Figure record listings

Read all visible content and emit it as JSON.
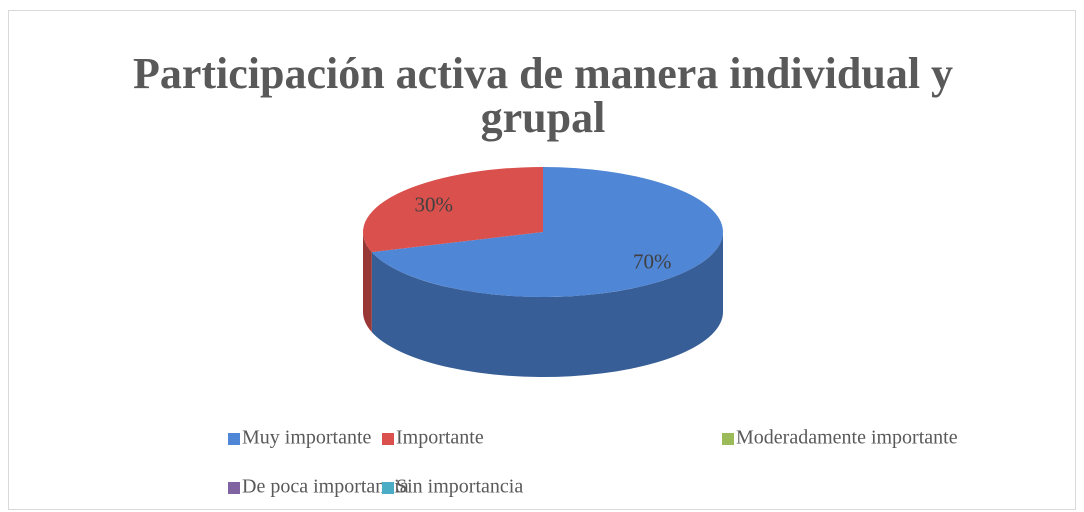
{
  "chart_data": {
    "type": "pie",
    "title": "Participación activa de manera individual y grupal",
    "categories": [
      "Muy importante",
      "Importante",
      "Moderadamente importante",
      "De poca importancia",
      "Sin importancia"
    ],
    "values": [
      70,
      30,
      0,
      0,
      0
    ],
    "value_labels": [
      "70%",
      "30%",
      null,
      null,
      null
    ],
    "colors": [
      "#4f86d6",
      "#d9504d",
      "#9bbb59",
      "#8064a2",
      "#4bacc6"
    ],
    "legend": "bottom"
  }
}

> Given problem:
Locate the word "importancia" in the records and collect each line it appears in.

> Response to the exercise:
      "De poca importancia",
      "Sin importancia"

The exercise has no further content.